======== Working data ========

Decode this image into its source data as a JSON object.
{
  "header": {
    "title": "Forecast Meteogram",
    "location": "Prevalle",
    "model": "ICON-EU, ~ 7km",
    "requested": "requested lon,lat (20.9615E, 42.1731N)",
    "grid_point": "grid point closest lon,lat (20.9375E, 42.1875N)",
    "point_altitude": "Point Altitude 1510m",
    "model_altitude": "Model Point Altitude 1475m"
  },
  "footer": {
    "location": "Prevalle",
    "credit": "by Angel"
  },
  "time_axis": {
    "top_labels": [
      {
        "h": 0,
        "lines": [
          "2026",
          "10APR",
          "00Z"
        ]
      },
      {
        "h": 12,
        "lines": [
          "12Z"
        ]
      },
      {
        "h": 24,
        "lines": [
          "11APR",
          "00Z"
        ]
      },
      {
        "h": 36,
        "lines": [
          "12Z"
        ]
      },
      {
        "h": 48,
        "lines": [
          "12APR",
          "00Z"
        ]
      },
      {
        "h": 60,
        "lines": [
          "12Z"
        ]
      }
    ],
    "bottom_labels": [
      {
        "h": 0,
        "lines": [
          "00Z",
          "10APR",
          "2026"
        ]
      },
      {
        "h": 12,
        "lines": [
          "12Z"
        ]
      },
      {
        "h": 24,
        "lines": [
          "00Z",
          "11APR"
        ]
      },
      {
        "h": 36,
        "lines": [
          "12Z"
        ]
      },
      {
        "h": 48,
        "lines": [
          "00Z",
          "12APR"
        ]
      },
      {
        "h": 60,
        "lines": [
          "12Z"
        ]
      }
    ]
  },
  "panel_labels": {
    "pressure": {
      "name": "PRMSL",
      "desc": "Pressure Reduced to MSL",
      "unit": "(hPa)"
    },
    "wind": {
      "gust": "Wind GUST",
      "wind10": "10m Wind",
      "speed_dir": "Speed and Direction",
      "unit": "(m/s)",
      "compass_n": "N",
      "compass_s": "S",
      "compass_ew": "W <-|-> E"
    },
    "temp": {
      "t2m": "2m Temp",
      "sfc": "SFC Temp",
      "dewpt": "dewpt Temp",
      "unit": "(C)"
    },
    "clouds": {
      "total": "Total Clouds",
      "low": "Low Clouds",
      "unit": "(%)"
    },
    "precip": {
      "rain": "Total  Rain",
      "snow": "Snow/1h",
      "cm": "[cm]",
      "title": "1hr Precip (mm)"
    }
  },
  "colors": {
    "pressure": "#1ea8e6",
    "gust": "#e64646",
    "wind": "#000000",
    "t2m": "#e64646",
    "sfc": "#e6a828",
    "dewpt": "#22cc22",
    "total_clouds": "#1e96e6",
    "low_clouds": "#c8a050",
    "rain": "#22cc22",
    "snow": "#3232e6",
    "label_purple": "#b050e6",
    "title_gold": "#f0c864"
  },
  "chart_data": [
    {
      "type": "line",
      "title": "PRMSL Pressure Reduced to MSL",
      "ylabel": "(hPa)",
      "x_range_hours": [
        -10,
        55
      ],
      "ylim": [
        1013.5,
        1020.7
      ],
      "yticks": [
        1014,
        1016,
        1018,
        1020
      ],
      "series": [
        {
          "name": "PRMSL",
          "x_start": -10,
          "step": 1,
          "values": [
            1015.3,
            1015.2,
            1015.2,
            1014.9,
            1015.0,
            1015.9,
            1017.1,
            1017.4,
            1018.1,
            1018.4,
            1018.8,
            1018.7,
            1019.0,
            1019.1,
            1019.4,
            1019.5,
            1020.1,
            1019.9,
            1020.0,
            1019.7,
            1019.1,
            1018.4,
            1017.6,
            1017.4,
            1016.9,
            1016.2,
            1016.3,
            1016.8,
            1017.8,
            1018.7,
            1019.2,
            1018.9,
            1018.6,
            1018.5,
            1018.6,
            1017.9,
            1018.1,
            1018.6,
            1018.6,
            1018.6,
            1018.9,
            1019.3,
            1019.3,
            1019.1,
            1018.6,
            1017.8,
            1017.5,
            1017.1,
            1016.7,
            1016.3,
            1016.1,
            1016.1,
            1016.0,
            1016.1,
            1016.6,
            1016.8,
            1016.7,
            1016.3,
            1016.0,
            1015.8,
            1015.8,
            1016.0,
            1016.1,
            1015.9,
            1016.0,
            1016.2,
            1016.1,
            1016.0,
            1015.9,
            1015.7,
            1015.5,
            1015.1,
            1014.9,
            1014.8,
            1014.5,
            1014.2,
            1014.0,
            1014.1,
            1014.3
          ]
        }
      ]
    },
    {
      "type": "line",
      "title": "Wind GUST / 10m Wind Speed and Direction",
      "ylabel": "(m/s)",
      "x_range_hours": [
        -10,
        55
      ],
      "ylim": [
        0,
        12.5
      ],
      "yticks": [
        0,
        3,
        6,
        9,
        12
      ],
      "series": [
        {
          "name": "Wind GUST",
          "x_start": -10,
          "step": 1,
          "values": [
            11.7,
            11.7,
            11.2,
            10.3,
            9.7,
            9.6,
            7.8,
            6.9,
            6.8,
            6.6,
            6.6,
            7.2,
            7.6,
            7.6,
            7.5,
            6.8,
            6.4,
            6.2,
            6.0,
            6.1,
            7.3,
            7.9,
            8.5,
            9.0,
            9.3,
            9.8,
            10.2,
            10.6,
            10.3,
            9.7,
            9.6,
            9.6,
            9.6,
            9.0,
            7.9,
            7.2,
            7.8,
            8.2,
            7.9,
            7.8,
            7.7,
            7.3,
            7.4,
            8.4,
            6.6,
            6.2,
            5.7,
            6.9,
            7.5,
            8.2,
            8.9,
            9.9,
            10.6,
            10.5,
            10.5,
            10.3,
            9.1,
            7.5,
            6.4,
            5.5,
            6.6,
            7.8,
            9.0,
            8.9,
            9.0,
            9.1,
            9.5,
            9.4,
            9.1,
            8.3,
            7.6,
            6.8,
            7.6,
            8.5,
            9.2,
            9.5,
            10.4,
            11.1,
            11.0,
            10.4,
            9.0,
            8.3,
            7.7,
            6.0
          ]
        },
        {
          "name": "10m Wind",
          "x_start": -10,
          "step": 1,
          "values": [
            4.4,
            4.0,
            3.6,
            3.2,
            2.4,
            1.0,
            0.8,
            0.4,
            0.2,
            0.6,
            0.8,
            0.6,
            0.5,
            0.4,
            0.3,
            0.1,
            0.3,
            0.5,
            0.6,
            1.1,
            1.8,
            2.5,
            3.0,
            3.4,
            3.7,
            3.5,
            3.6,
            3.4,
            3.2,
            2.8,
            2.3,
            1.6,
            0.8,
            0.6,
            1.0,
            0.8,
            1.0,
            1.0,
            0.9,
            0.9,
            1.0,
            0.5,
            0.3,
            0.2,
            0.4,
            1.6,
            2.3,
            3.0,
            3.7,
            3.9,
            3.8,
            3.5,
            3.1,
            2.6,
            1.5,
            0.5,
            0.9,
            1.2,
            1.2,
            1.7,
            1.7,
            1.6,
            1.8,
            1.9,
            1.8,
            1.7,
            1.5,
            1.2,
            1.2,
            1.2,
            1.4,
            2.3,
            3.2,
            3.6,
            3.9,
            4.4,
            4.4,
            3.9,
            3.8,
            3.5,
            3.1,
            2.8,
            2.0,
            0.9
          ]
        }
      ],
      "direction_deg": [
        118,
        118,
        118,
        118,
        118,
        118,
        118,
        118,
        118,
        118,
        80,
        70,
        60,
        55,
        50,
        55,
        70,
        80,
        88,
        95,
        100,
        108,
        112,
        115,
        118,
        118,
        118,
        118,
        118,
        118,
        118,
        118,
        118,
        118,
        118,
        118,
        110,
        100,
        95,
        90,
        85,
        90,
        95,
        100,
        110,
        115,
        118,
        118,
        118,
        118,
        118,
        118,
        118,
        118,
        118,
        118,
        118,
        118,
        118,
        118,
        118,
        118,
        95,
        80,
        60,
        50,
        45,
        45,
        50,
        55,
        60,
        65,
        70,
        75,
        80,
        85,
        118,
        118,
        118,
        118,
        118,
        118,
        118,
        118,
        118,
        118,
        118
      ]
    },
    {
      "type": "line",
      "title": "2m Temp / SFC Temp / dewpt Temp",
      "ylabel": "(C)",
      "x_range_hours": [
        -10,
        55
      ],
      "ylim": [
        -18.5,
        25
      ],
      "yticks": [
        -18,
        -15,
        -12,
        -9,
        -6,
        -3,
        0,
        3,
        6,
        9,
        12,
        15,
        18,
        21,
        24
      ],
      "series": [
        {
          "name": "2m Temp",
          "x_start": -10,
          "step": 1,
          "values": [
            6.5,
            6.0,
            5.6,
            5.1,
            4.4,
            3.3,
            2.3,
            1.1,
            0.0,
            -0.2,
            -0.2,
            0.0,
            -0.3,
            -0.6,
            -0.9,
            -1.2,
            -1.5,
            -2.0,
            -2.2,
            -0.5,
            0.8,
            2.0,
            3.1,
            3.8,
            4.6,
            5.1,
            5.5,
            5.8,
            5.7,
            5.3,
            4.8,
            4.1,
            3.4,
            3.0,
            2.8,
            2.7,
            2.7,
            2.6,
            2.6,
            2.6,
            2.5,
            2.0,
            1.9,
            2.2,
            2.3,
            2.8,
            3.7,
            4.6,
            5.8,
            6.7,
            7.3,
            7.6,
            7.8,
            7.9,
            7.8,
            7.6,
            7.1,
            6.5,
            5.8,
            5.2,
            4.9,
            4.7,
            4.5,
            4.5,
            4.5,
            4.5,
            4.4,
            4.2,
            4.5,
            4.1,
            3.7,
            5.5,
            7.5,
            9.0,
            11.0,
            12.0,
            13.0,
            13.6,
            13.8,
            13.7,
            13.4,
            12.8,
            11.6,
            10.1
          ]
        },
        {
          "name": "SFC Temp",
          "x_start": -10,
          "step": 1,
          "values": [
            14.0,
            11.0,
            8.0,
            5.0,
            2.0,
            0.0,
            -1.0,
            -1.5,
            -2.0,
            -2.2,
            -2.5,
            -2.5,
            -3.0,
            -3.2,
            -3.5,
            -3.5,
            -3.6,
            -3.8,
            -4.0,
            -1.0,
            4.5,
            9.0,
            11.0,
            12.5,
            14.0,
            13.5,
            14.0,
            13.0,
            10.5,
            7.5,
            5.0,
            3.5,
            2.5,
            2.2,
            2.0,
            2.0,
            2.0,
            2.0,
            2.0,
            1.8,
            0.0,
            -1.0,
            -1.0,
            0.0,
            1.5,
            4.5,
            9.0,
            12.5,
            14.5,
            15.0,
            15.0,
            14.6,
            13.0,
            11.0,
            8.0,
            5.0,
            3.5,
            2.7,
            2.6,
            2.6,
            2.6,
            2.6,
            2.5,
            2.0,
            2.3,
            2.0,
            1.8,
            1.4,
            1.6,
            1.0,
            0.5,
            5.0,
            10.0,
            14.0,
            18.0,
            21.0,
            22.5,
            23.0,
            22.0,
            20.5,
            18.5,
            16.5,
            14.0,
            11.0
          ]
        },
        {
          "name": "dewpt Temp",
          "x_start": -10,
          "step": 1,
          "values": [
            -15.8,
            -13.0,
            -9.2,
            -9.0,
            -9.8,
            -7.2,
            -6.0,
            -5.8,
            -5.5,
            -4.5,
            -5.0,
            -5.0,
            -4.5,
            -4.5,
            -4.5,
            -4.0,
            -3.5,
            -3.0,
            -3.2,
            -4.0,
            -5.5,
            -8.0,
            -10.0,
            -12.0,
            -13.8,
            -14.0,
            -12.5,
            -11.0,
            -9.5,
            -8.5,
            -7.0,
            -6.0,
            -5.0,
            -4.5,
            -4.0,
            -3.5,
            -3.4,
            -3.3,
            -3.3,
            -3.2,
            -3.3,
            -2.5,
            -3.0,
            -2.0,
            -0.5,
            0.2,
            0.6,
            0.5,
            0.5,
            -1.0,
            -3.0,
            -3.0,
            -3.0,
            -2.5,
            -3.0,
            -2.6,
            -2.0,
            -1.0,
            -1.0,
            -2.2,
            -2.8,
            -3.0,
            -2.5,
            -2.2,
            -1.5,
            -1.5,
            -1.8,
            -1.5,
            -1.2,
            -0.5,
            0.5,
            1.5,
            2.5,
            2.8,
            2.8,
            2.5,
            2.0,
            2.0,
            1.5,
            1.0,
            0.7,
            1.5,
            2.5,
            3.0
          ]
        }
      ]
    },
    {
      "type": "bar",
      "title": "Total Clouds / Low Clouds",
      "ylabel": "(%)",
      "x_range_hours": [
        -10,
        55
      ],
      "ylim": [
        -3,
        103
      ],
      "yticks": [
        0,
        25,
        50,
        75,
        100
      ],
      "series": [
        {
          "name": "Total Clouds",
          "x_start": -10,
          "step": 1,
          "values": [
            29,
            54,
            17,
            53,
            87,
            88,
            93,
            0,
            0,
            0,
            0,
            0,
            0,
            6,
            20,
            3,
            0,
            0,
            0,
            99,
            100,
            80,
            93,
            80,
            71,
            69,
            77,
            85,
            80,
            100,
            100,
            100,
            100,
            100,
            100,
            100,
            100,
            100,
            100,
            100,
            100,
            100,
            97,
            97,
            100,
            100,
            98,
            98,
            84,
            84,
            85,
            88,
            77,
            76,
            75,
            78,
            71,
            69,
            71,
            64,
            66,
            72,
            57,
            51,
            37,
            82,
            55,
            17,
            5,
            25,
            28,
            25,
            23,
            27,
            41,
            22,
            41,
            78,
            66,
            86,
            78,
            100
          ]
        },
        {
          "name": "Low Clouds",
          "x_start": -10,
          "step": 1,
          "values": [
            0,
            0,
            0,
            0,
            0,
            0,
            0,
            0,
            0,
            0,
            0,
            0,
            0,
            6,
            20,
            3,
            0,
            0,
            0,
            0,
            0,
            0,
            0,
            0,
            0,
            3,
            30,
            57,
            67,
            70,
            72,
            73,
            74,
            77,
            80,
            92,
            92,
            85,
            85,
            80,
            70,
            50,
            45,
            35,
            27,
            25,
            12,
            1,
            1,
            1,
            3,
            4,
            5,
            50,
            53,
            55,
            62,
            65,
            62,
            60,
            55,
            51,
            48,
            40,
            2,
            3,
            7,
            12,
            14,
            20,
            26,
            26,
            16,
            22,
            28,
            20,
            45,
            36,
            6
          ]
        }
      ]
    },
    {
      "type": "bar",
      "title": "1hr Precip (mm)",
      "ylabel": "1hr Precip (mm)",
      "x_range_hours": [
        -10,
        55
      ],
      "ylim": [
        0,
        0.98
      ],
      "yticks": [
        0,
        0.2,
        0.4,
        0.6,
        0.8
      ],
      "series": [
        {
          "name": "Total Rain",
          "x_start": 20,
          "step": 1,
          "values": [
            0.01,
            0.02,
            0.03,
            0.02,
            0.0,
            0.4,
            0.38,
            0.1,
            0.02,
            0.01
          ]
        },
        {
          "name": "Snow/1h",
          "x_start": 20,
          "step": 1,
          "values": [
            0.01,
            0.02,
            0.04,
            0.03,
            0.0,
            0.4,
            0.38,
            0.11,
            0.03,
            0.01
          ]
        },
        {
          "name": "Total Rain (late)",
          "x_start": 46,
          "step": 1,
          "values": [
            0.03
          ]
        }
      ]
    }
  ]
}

========

Copy all lines from the listing that contain "Reduced".

- [Expected answer]
      "desc": "Pressure Reduced to MSL",
      "title": "PRMSL Pressure Reduced to MSL",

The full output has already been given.